> **WHAT NEEDS TO BE DONE**
Find how many lines hold the word "CHAPTER" and give that number only.

> **RECORDS SUPPLIED**

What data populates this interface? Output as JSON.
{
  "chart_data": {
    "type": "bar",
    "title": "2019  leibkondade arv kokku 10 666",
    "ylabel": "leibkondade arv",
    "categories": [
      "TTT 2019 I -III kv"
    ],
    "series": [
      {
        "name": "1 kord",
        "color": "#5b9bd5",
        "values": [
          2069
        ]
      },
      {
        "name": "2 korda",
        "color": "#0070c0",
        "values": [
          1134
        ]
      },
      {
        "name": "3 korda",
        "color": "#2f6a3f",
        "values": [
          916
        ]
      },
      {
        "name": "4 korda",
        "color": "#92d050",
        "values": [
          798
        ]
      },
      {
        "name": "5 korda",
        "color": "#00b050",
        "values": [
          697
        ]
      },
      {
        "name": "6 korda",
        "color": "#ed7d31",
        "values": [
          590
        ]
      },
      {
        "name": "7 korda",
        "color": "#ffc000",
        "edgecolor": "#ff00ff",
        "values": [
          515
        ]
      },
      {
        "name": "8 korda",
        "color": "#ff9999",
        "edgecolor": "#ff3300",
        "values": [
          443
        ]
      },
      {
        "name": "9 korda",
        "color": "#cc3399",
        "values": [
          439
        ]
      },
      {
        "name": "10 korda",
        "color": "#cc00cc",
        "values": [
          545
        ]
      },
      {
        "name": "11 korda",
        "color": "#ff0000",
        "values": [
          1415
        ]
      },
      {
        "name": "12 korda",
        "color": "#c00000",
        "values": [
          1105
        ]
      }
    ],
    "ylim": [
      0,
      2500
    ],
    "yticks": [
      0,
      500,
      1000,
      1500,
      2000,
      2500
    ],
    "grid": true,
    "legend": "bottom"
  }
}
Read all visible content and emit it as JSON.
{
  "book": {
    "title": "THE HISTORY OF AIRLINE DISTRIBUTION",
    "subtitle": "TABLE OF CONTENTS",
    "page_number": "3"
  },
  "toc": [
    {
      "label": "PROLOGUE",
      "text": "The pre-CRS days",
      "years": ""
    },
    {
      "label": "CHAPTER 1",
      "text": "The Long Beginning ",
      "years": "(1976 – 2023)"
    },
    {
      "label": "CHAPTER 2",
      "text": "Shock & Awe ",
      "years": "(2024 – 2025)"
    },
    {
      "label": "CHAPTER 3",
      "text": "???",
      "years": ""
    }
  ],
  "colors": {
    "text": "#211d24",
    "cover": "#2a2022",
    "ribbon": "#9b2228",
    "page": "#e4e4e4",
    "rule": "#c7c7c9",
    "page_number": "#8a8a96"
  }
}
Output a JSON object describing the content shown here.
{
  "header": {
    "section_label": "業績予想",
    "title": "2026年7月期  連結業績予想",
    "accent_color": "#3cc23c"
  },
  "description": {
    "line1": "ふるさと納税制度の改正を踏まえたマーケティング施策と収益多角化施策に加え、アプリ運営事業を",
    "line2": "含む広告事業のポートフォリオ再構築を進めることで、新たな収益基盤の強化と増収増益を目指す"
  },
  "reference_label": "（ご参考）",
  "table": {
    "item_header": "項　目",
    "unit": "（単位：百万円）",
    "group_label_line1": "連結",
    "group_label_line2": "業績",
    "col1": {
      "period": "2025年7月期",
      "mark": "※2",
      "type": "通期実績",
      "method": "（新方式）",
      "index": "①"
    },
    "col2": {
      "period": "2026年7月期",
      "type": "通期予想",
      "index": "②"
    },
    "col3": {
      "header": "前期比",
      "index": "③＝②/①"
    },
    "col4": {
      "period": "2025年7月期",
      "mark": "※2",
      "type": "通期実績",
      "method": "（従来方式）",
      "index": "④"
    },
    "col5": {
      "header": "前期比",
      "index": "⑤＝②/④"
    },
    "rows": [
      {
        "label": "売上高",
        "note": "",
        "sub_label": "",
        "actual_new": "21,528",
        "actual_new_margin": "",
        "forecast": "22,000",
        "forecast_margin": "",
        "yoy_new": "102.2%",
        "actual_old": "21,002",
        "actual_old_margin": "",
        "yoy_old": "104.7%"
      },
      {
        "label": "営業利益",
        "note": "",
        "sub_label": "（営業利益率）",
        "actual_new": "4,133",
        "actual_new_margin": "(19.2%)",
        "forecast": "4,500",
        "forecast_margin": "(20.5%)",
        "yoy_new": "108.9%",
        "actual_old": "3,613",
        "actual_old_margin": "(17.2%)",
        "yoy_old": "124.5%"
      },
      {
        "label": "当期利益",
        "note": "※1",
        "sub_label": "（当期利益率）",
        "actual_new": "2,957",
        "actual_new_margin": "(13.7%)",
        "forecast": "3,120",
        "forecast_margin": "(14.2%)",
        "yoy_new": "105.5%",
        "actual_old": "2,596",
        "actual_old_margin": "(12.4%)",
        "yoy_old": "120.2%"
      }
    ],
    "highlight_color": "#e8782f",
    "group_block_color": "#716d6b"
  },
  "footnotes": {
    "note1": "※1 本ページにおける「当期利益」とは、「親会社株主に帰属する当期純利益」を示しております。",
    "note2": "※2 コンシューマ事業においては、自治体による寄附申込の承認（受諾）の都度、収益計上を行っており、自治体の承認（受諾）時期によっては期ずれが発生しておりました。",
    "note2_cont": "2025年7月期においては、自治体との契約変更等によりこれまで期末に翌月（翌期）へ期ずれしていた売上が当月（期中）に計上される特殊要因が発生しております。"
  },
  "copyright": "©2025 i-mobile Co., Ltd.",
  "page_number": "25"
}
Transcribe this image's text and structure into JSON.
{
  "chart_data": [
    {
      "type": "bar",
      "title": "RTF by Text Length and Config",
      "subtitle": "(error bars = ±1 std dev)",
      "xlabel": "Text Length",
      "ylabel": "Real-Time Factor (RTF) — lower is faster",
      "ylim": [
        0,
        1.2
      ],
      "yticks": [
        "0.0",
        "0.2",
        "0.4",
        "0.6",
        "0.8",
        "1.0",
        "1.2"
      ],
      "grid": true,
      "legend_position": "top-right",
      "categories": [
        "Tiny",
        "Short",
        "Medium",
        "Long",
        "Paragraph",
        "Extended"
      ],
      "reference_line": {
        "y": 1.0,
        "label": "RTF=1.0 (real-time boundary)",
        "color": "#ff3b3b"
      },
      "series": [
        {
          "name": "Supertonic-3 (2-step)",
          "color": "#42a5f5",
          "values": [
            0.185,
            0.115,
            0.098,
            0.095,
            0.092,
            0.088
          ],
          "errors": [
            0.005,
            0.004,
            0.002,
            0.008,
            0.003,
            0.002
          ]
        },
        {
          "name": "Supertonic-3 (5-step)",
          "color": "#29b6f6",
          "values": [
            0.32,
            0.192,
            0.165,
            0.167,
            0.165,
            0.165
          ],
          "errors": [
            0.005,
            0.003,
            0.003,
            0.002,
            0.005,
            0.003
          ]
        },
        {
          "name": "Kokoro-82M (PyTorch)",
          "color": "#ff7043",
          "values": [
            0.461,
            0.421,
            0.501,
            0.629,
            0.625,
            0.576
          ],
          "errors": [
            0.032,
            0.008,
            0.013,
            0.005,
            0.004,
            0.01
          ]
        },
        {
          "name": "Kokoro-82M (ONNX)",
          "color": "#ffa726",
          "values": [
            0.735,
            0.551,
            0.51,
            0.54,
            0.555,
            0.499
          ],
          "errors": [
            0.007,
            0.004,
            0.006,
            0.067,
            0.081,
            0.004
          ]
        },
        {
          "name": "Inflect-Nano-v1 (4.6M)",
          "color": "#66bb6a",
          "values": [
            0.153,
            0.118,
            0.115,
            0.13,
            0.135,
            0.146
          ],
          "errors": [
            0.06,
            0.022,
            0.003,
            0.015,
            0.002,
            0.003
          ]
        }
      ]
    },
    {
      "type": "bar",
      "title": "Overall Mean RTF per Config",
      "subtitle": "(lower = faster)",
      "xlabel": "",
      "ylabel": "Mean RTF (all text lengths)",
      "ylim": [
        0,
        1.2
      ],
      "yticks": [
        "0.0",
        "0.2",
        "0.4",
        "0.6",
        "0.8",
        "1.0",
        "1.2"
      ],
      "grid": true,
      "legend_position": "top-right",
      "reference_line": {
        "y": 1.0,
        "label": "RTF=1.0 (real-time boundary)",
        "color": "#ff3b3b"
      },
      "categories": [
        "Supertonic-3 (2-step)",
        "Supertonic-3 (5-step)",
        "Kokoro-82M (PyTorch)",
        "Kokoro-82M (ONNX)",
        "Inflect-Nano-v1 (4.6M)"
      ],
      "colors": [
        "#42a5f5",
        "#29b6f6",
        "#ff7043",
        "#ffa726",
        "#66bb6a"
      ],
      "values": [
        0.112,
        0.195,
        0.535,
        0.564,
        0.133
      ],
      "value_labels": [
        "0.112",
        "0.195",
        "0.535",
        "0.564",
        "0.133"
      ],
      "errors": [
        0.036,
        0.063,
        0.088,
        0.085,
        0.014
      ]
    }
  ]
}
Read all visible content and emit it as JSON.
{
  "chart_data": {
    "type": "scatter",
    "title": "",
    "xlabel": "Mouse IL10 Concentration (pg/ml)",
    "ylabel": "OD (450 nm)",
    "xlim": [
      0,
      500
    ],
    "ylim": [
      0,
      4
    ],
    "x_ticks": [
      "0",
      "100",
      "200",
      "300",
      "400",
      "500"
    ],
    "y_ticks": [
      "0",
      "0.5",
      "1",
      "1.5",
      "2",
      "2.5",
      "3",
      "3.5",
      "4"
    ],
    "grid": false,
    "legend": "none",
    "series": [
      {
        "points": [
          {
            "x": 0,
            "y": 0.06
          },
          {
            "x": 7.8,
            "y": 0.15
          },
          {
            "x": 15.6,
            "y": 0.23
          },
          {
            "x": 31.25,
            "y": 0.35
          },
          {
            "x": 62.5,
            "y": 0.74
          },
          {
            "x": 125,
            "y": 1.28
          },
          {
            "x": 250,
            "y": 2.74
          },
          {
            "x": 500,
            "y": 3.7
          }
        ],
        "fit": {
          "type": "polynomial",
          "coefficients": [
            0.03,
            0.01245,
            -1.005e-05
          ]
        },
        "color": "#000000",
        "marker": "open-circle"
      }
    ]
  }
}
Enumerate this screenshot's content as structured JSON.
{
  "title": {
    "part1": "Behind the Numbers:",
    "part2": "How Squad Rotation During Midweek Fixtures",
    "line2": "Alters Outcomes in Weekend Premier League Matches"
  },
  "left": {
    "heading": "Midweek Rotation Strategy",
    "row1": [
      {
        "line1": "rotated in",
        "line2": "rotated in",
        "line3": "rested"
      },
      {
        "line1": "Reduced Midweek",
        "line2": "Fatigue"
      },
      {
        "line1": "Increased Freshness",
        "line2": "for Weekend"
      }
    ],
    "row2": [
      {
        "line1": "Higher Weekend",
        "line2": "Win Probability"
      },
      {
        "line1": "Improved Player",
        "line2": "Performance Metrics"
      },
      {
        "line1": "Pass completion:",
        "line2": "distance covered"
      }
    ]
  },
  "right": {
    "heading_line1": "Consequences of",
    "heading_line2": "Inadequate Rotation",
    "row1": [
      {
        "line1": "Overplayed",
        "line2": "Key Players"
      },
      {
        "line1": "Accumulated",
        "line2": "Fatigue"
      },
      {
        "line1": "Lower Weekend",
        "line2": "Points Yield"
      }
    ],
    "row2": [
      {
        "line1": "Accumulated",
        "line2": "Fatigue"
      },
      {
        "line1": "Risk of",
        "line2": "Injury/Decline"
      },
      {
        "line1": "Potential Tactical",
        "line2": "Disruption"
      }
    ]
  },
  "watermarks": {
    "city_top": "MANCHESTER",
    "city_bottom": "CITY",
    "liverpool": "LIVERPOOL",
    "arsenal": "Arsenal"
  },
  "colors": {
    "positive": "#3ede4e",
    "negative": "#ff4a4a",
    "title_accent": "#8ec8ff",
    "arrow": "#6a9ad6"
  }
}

> **WRITTEN SOLUTION**
3